Prompt
Gather all lines with "name" from the records.

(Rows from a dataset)
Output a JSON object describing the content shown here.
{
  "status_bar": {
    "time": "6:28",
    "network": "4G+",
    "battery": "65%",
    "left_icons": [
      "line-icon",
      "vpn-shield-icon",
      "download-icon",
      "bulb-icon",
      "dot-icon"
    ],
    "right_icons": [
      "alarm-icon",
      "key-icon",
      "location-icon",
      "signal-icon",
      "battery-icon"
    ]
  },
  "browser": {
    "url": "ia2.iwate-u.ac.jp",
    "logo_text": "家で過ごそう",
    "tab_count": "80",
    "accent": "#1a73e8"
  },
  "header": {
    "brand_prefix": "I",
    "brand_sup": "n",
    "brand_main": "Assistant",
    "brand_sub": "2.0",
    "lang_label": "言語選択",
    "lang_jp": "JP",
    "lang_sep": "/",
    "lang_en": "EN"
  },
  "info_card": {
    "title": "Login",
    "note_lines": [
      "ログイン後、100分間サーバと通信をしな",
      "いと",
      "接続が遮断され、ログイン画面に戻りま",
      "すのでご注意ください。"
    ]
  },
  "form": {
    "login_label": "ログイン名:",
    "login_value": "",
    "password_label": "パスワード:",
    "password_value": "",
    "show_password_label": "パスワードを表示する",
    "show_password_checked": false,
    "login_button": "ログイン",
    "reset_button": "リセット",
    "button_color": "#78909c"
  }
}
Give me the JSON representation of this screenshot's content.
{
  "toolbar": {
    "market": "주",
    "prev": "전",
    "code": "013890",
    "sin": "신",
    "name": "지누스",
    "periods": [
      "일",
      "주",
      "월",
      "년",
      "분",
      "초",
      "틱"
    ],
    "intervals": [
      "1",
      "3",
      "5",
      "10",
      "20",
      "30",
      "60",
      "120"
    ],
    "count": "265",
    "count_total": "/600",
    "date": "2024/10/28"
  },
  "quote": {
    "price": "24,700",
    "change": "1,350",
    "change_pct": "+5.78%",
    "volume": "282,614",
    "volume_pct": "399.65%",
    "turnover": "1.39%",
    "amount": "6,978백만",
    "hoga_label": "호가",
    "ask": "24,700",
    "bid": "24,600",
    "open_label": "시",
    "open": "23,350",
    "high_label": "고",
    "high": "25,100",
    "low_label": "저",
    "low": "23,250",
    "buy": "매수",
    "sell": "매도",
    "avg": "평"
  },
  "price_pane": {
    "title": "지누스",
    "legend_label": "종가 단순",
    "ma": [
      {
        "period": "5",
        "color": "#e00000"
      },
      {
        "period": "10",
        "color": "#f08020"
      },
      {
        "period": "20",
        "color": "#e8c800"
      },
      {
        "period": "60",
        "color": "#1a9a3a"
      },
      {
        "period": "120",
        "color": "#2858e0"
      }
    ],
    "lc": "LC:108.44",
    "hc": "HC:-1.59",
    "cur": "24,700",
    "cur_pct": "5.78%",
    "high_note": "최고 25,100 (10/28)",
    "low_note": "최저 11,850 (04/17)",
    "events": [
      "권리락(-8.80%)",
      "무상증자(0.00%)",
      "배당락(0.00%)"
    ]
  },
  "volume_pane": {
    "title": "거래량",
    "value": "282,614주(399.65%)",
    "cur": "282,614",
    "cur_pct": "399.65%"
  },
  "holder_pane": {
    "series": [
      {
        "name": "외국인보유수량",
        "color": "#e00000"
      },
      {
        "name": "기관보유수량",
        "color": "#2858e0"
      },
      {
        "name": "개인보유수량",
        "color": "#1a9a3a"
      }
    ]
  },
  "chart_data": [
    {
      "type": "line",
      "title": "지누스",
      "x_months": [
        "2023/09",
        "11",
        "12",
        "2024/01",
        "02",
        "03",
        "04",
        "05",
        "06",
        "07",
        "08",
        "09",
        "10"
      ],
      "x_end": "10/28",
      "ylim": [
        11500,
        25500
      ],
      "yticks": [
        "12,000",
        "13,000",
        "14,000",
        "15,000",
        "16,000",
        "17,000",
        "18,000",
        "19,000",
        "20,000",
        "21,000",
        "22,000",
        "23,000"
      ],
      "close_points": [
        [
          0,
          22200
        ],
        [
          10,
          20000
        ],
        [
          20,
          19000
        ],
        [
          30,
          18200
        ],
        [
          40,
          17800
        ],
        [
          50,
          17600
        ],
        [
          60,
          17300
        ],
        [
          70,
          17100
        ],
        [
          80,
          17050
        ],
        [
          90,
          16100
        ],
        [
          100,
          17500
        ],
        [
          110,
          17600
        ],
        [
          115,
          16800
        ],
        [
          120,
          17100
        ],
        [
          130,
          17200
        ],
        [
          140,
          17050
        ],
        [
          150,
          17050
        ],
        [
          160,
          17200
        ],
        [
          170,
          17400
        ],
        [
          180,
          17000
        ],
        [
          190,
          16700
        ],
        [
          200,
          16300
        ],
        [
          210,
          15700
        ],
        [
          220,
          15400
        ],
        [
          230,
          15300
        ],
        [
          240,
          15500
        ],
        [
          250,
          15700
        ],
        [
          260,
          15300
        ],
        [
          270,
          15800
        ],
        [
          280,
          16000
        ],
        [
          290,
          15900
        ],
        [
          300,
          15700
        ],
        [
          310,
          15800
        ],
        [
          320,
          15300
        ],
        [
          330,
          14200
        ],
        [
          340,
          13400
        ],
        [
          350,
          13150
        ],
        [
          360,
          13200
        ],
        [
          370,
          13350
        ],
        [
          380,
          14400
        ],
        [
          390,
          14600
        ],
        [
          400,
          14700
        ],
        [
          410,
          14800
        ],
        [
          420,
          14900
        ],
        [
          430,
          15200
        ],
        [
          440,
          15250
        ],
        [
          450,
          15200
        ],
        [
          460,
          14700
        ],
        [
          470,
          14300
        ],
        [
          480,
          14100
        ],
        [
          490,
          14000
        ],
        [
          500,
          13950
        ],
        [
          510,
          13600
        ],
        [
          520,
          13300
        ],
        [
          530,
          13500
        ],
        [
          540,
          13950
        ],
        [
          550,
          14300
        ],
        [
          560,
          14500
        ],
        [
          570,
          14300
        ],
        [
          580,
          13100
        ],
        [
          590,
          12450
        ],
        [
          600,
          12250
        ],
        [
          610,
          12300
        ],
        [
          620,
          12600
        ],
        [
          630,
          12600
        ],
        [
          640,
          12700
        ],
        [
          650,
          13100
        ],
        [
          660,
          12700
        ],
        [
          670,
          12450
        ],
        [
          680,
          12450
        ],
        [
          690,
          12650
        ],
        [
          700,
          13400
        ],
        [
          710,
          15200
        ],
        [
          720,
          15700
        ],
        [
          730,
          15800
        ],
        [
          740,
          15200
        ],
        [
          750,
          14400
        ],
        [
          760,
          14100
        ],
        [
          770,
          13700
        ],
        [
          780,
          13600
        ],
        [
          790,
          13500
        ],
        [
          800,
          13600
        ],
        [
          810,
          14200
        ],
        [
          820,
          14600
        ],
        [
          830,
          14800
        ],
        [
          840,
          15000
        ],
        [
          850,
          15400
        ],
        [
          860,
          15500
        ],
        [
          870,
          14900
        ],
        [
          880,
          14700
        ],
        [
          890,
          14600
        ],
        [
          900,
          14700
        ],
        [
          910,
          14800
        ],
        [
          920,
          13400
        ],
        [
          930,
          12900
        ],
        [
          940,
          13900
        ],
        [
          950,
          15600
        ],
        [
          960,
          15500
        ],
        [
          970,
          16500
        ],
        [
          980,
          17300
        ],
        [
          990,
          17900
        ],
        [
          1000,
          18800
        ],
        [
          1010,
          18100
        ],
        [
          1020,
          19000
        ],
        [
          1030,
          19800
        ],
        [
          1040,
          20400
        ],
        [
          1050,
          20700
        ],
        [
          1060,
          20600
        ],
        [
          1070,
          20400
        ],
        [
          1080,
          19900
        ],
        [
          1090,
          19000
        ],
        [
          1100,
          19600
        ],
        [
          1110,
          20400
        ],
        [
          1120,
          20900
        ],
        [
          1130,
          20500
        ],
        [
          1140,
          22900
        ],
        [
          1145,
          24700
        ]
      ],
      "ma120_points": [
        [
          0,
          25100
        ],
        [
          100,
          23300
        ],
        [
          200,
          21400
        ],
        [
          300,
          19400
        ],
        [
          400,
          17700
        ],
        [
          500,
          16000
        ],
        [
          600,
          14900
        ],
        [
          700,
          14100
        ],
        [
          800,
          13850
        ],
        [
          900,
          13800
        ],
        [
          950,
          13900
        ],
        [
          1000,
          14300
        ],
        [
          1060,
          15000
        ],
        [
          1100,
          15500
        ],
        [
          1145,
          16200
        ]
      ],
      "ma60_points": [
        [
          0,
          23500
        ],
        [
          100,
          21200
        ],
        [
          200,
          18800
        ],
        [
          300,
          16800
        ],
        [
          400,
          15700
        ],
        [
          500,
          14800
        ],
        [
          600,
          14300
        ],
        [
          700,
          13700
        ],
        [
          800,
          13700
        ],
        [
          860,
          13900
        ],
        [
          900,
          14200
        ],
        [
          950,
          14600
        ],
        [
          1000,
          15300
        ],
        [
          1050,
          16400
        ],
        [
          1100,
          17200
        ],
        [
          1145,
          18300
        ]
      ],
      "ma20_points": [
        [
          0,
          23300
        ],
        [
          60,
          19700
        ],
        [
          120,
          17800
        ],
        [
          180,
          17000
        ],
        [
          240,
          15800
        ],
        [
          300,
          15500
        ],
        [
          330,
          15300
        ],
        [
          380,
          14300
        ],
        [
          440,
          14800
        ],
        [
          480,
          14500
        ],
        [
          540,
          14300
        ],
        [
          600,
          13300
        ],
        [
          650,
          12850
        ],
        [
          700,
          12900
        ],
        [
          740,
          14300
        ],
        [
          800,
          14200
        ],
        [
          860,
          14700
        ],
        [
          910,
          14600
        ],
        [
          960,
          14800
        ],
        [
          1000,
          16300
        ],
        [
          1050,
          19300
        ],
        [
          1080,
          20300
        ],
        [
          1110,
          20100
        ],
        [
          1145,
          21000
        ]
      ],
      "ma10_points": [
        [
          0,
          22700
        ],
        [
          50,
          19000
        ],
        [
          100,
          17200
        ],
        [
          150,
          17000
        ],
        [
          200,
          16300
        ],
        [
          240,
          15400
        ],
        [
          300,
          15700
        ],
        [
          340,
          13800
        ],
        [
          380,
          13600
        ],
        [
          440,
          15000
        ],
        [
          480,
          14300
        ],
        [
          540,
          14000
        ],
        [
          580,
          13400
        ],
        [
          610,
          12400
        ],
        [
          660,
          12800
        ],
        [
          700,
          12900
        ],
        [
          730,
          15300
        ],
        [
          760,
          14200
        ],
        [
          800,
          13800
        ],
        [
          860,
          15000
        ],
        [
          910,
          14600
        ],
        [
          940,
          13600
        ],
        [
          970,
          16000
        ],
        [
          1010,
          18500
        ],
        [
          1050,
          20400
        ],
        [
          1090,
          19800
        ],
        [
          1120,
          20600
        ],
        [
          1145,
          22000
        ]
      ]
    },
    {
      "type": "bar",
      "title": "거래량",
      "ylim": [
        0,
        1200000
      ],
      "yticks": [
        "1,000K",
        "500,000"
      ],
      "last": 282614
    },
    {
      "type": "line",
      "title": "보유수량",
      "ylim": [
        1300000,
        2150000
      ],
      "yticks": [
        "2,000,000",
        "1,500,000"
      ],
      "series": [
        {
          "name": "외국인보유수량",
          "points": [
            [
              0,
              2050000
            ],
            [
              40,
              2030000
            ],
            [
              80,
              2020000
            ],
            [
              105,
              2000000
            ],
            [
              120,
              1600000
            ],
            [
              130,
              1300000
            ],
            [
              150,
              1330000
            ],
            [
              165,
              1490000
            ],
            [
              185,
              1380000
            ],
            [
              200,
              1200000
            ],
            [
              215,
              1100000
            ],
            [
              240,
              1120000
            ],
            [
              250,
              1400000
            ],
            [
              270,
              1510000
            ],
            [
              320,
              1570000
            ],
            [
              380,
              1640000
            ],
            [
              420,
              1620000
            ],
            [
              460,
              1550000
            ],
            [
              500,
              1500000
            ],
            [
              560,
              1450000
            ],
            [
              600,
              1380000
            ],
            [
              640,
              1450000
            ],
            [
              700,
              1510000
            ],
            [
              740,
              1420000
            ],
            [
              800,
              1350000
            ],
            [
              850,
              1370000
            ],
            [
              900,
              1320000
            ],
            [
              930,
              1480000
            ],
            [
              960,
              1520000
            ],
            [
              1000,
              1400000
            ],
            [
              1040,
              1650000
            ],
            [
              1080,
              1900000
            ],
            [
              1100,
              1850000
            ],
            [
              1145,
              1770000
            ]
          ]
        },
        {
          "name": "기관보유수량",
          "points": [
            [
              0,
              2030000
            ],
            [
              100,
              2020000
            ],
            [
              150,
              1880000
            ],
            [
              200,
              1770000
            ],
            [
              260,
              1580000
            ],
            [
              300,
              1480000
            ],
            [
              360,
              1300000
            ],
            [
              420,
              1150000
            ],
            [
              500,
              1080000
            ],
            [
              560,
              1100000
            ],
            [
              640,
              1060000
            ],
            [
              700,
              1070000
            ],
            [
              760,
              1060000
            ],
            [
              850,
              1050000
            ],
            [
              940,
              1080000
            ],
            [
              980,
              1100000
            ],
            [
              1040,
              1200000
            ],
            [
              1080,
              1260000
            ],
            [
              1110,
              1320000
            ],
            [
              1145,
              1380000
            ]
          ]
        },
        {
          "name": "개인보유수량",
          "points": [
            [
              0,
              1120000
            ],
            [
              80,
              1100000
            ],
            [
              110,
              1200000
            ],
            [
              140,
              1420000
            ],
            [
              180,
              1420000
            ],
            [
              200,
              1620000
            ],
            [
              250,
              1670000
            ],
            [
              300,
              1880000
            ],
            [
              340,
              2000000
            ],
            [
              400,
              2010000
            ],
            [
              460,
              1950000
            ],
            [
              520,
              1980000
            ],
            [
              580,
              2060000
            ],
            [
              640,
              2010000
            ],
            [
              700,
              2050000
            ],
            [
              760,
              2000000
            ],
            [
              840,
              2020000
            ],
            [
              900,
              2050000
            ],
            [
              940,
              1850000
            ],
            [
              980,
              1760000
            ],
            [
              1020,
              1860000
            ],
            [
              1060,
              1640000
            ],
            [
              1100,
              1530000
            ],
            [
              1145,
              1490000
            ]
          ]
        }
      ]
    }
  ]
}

Reply to the task
    "name": "지누스",
        "name": "외국인보유수량",
        "name": "기관보유수량",
        "name": "개인보유수량",
          "name": "외국인보유수량",
          "name": "기관보유수량",
          "name": "개인보유수량",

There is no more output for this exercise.